> _EXERCISE OBJECTIVE_: Extract, from the listing that follows, each line containing the word "Earth".

[Data entries]
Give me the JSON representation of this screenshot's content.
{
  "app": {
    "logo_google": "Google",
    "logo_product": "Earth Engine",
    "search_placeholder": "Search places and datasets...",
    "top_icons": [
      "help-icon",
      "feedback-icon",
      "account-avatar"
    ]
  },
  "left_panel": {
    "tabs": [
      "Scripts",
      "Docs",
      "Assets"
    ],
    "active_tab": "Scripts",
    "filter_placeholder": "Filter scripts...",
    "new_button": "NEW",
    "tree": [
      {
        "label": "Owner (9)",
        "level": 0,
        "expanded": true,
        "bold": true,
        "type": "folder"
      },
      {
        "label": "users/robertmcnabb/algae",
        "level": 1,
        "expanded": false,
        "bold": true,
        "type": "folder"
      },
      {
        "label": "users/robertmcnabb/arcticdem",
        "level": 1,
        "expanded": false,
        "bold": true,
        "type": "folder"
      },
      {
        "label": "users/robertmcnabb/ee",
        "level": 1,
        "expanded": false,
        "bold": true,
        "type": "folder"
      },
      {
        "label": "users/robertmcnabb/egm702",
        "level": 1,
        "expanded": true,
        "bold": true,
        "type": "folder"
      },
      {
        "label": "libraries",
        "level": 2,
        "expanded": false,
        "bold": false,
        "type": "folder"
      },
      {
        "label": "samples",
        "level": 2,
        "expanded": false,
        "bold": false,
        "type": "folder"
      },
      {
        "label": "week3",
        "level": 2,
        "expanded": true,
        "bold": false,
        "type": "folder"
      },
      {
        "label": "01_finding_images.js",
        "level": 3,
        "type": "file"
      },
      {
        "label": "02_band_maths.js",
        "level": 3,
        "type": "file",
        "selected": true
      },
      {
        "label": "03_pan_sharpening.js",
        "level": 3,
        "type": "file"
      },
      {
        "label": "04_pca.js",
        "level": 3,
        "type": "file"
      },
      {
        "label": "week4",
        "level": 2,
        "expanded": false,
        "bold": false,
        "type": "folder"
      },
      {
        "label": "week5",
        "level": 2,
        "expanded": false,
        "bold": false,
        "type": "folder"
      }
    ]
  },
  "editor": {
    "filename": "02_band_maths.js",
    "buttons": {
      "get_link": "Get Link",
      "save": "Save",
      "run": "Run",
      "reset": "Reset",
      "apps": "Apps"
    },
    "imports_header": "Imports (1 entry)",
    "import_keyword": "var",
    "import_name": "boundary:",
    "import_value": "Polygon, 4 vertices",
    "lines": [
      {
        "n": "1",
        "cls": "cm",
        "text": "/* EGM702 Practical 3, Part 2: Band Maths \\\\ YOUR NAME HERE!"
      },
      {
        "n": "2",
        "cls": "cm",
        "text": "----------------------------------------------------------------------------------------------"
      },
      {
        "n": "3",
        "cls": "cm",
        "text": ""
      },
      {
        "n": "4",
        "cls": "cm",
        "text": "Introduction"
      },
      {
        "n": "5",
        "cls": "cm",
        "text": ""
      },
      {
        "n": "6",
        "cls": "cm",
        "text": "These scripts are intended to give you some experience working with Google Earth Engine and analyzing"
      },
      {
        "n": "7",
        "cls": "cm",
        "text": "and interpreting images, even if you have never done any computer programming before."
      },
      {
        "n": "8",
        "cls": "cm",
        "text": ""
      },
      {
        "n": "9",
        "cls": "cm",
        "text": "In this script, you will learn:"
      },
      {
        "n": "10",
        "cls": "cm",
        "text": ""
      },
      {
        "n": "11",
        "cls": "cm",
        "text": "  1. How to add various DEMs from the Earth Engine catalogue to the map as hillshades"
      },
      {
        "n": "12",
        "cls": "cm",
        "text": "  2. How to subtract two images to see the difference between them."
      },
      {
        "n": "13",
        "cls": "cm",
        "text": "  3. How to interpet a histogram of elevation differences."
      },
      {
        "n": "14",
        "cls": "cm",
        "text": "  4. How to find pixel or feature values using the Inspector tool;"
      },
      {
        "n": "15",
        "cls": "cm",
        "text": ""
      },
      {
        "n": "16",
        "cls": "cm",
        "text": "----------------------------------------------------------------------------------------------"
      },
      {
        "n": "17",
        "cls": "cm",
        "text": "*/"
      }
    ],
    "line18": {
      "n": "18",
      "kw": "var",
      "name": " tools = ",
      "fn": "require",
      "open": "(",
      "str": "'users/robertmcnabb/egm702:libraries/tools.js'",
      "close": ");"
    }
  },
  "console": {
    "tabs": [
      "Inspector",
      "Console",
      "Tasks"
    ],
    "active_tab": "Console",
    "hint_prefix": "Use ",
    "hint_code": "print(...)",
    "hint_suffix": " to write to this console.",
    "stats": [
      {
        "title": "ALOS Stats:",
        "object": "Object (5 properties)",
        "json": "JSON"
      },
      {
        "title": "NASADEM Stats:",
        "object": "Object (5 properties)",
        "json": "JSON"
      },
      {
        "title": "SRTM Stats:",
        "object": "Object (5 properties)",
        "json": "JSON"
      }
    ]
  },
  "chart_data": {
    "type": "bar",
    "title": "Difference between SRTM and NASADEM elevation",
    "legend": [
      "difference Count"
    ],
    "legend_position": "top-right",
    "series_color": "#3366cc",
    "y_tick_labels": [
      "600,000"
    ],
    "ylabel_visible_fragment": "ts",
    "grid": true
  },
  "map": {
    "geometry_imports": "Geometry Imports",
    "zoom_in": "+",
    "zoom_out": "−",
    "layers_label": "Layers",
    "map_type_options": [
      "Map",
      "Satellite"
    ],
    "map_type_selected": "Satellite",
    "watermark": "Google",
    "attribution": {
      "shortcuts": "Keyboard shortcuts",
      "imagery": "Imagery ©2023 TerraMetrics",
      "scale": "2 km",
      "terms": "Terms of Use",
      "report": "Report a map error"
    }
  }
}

> _EXERCISE ANSWER_:
    "logo_product": "Earth Engine",
        "text": "These scripts are intended to give you some experience working with Google Earth Engine and analyzing"
        "text": "  1. How to add various DEMs from the Earth Engine catalogue to the map as hillshades"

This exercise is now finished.